## BEGIN

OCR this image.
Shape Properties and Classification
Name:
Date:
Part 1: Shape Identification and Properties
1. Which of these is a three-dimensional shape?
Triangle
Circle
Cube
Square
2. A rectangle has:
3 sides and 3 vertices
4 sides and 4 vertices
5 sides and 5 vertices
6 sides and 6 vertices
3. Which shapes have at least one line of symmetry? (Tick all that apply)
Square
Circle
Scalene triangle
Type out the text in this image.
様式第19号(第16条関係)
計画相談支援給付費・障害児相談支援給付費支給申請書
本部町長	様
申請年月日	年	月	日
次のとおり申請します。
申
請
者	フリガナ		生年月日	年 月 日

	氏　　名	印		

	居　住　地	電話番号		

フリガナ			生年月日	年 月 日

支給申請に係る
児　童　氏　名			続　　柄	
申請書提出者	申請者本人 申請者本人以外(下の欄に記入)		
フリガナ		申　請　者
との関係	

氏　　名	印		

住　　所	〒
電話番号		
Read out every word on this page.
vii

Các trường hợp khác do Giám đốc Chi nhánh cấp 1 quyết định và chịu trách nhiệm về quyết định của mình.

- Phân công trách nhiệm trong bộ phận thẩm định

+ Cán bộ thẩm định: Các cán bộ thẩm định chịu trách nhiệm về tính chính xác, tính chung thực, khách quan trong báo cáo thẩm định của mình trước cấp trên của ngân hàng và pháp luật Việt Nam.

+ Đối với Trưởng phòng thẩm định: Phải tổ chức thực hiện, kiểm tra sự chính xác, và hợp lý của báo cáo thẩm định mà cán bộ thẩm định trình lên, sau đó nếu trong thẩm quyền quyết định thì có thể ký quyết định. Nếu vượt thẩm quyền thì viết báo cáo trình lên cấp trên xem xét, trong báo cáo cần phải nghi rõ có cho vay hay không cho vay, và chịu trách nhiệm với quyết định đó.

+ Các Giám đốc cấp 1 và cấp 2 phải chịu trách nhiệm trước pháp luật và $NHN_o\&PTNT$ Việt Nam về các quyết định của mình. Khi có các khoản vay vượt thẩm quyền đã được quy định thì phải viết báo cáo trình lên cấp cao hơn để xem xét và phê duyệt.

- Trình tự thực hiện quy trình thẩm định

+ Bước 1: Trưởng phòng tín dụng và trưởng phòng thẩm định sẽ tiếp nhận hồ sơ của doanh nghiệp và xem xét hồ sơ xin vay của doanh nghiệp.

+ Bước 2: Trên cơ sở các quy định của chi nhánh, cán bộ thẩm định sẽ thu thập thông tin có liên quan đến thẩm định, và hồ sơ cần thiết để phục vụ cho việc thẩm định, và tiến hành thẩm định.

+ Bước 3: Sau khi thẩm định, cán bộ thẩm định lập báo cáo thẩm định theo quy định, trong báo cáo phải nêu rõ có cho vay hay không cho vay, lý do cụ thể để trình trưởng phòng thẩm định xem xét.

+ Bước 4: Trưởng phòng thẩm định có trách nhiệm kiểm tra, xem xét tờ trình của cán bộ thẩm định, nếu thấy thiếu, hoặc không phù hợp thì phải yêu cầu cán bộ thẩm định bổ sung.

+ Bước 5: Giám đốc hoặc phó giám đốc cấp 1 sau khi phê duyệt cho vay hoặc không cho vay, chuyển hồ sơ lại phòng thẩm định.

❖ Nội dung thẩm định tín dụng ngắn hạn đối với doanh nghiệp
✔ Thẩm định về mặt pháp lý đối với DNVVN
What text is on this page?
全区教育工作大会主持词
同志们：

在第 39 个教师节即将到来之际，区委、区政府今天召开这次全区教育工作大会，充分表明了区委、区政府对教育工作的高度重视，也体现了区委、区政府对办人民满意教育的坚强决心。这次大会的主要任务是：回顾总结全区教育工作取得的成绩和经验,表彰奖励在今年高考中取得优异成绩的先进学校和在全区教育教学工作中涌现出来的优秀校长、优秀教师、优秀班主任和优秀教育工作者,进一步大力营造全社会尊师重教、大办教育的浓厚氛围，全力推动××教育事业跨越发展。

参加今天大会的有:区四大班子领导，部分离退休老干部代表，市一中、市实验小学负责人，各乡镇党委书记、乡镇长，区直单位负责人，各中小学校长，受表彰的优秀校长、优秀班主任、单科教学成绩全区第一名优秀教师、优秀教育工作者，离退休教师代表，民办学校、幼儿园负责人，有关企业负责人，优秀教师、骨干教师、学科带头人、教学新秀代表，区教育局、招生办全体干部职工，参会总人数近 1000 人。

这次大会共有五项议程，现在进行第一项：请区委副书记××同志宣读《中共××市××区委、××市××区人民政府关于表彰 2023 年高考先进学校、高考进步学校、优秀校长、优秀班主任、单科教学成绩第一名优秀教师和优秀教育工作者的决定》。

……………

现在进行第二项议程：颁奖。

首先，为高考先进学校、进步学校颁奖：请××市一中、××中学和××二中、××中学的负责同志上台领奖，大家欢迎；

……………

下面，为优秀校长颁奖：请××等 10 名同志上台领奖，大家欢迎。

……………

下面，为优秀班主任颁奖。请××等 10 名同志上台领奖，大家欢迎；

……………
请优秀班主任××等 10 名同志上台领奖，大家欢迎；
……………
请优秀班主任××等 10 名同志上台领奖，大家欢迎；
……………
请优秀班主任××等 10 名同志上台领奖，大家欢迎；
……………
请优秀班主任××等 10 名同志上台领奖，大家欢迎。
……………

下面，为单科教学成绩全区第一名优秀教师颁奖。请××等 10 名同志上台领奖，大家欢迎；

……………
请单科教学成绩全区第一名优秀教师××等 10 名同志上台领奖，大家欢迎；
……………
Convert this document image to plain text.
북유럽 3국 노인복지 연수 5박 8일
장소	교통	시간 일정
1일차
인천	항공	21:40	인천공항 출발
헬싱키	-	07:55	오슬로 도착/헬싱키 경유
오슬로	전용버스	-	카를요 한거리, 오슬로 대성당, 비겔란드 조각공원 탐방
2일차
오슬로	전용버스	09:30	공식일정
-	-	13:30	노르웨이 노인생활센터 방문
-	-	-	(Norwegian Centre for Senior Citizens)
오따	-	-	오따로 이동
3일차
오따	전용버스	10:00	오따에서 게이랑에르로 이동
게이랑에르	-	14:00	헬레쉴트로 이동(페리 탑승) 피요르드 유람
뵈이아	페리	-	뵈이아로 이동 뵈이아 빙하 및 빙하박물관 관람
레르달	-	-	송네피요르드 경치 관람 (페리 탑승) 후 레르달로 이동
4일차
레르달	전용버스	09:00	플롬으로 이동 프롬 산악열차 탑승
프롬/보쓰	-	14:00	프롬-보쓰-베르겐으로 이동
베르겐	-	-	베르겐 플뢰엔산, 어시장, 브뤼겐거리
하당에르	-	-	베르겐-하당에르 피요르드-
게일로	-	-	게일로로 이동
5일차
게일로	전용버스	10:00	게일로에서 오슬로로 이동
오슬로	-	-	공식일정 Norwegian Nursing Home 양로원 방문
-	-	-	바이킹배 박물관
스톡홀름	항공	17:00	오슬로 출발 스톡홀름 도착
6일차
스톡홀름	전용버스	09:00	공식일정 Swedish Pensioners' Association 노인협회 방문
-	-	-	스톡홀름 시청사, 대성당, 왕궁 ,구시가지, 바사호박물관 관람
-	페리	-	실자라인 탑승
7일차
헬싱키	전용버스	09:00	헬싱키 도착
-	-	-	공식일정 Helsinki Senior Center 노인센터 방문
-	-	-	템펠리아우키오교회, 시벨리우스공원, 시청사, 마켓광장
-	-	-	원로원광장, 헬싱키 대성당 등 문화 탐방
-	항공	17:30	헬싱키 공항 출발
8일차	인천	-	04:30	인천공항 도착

## END

■ **Your goal**: Take the data above and return it exactly.

■ **Solution to the exercise**:
OCR this image.
Shape Properties and Classification
Name:
Date:
Part 1: Shape Identification and Properties
1. Which of these is a three-dimensional shape?
Triangle
Circle
Cube
Square
2. A rectangle has:
3 sides and 3 vertices
4 sides and 4 vertices
5 sides and 5 vertices
6 sides and 6 vertices
3. Which shapes have at least one line of symmetry? (Tick all that apply)
Square
Circle
Scalene triangle
Type out the text in this image.
様式第19号(第16条関係)
計画相談支援給付費・障害児相談支援給付費支給申請書
本部町長	様
申請年月日	年	月	日
次のとおり申請します。
申
請
者	フリガナ		生年月日	年 月 日

	氏　　名	印		

	居　住　地	電話番号		

フリガナ			生年月日	年 月 日

支給申請に係る
児　童　氏　名			続　　柄	
申請書提出者	申請者本人 申請者本人以外(下の欄に記入)		
フリガナ		申　請　者
との関係	

氏　　名	印		

住　　所	〒
電話番号		
Read out every word on this page.
vii

Các trường hợp khác do Giám đốc Chi nhánh cấp 1 quyết định và chịu trách nhiệm về quyết định của mình.

- Phân công trách nhiệm trong bộ phận thẩm định

+ Cán bộ thẩm định: Các cán bộ thẩm định chịu trách nhiệm về tính chính xác, tính chung thực, khách quan trong báo cáo thẩm định của mình trước cấp trên của ngân hàng và pháp luật Việt Nam.

+ Đối với Trưởng phòng thẩm định: Phải tổ chức thực hiện, kiểm tra sự chính xác, và hợp lý của báo cáo thẩm định mà cán bộ thẩm định trình lên, sau đó nếu trong thẩm quyền quyết định thì có thể ký quyết định. Nếu vượt thẩm quyền thì viết báo cáo trình lên cấp trên xem xét, trong báo cáo cần phải nghi rõ có cho vay hay không cho vay, và chịu trách nhiệm với quyết định đó.

+ Các Giám đốc cấp 1 và cấp 2 phải chịu trách nhiệm trước pháp luật và $NHN_o\&PTNT$ Việt Nam về các quyết định của mình. Khi có các khoản vay vượt thẩm quyền đã được quy định thì phải viết báo cáo trình lên cấp cao hơn để xem xét và phê duyệt.

- Trình tự thực hiện quy trình thẩm định

+ Bước 1: Trưởng phòng tín dụng và trưởng phòng thẩm định sẽ tiếp nhận hồ sơ của doanh nghiệp và xem xét hồ sơ xin vay của doanh nghiệp.

+ Bước 2: Trên cơ sở các quy định của chi nhánh, cán bộ thẩm định sẽ thu thập thông tin có liên quan đến thẩm định, và hồ sơ cần thiết để phục vụ cho việc thẩm định, và tiến hành thẩm định.

+ Bước 3: Sau khi thẩm định, cán bộ thẩm định lập báo cáo thẩm định theo quy định, trong báo cáo phải nêu rõ có cho vay hay không cho vay, lý do cụ thể để trình trưởng phòng thẩm định xem xét.

+ Bước 4: Trưởng phòng thẩm định có trách nhiệm kiểm tra, xem xét tờ trình của cán bộ thẩm định, nếu thấy thiếu, hoặc không phù hợp thì phải yêu cầu cán bộ thẩm định bổ sung.

+ Bước 5: Giám đốc hoặc phó giám đốc cấp 1 sau khi phê duyệt cho vay hoặc không cho vay, chuyển hồ sơ lại phòng thẩm định.

❖ Nội dung thẩm định tín dụng ngắn hạn đối với doanh nghiệp
✔ Thẩm định về mặt pháp lý đối với DNVVN
What text is on this page?
全区教育工作大会主持词
同志们：

在第 39 个教师节即将到来之际，区委、区政府今天召开这次全区教育工作大会，充分表明了区委、区政府对教育工作的高度重视，也体现了区委、区政府对办人民满意教育的坚强决心。这次大会的主要任务是：回顾总结全区教育工作取得的成绩和经验,表彰奖励在今年高考中取得优异成绩的先进学校和在全区教育教学工作中涌现出来的优秀校长、优秀教师、优秀班主任和优秀教育工作者,进一步大力营造全社会尊师重教、大办教育的浓厚氛围，全力推动××教育事业跨越发展。

参加今天大会的有:区四大班子领导，部分离退休老干部代表，市一中、市实验小学负责人，各乡镇党委书记、乡镇长，区直单位负责人，各中小学校长，受表彰的优秀校长、优秀班主任、单科教学成绩全区第一名优秀教师、优秀教育工作者，离退休教师代表，民办学校、幼儿园负责人，有关企业负责人，优秀教师、骨干教师、学科带头人、教学新秀代表，区教育局、招生办全体干部职工，参会总人数近 1000 人。

这次大会共有五项议程，现在进行第一项：请区委副书记××同志宣读《中共××市××区委、××市××区人民政府关于表彰 2023 年高考先进学校、高考进步学校、优秀校长、优秀班主任、单科教学成绩第一名优秀教师和优秀教育工作者的决定》。

……………

现在进行第二项议程：颁奖。

首先，为高考先进学校、进步学校颁奖：请××市一中、××中学和××二中、××中学的负责同志上台领奖，大家欢迎；

……………

下面，为优秀校长颁奖：请××等 10 名同志上台领奖，大家欢迎。

……………

下面，为优秀班主任颁奖。请××等 10 名同志上台领奖，大家欢迎；

……………
请优秀班主任××等 10 名同志上台领奖，大家欢迎；
……………
请优秀班主任××等 10 名同志上台领奖，大家欢迎；
……………
请优秀班主任××等 10 名同志上台领奖，大家欢迎；
……………
请优秀班主任××等 10 名同志上台领奖，大家欢迎。
……………

下面，为单科教学成绩全区第一名优秀教师颁奖。请××等 10 名同志上台领奖，大家欢迎；

……………
请单科教学成绩全区第一名优秀教师××等 10 名同志上台领奖，大家欢迎；
……………
Convert this document image to plain text.
북유럽 3국 노인복지 연수 5박 8일
장소	교통	시간 일정
1일차
인천	항공	21:40	인천공항 출발
헬싱키	-	07:55	오슬로 도착/헬싱키 경유
오슬로	전용버스	-	카를요 한거리, 오슬로 대성당, 비겔란드 조각공원 탐방
2일차
오슬로	전용버스	09:30	공식일정
-	-	13:30	노르웨이 노인생활센터 방문
-	-	-	(Norwegian Centre for Senior Citizens)
오따	-	-	오따로 이동
3일차
오따	전용버스	10:00	오따에서 게이랑에르로 이동
게이랑에르	-	14:00	헬레쉴트로 이동(페리 탑승) 피요르드 유람
뵈이아	페리	-	뵈이아로 이동 뵈이아 빙하 및 빙하박물관 관람
레르달	-	-	송네피요르드 경치 관람 (페리 탑승) 후 레르달로 이동
4일차
레르달	전용버스	09:00	플롬으로 이동 프롬 산악열차 탑승
프롬/보쓰	-	14:00	프롬-보쓰-베르겐으로 이동
베르겐	-	-	베르겐 플뢰엔산, 어시장, 브뤼겐거리
하당에르	-	-	베르겐-하당에르 피요르드-
게일로	-	-	게일로로 이동
5일차
게일로	전용버스	10:00	게일로에서 오슬로로 이동
오슬로	-	-	공식일정 Norwegian Nursing Home 양로원 방문
-	-	-	바이킹배 박물관
스톡홀름	항공	17:00	오슬로 출발 스톡홀름 도착
6일차
스톡홀름	전용버스	09:00	공식일정 Swedish Pensioners' Association 노인협회 방문
-	-	-	스톡홀름 시청사, 대성당, 왕궁 ,구시가지, 바사호박물관 관람
-	페리	-	실자라인 탑승
7일차
헬싱키	전용버스	09:00	헬싱키 도착
-	-	-	공식일정 Helsinki Senior Center 노인센터 방문
-	-	-	템펠리아우키오교회, 시벨리우스공원, 시청사, 마켓광장
-	-	-	원로원광장, 헬싱키 대성당 등 문화 탐방
-	항공	17:30	헬싱키 공항 출발
8일차	인천	-	04:30	인천공항 도착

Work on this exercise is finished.